_Work to be completed_
For every line in the records that has the word "heart", make a copy.

Raw records
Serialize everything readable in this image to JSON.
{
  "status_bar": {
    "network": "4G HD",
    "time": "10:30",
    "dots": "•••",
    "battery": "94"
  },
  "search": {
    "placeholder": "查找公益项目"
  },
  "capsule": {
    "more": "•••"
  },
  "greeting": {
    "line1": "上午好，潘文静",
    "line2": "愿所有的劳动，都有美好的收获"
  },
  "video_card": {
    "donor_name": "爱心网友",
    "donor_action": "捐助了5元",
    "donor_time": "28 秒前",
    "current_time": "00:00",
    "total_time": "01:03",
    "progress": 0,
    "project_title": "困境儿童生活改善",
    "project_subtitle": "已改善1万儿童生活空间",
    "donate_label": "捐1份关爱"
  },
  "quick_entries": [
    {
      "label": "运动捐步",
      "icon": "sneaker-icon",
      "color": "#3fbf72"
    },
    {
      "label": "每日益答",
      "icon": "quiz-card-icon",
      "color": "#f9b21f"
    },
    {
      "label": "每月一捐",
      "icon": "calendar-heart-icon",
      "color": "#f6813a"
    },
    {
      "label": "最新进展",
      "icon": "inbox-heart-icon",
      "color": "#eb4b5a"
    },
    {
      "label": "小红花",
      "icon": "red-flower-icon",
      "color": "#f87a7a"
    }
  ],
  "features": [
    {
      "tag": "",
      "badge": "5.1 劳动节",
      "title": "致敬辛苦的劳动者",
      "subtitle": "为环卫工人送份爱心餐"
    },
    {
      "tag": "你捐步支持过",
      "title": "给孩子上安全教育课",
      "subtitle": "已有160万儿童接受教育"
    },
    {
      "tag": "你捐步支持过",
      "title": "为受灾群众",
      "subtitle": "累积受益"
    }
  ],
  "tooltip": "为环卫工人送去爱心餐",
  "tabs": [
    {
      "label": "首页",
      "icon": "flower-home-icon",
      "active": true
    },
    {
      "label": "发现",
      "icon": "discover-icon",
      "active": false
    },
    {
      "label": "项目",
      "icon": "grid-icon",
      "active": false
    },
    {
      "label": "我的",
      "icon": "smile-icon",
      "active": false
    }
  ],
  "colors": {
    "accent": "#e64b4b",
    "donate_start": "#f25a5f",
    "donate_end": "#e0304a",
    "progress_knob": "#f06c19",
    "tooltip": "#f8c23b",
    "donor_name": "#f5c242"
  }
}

_Output below_
      "icon": "calendar-heart-icon",
      "icon": "inbox-heart-icon",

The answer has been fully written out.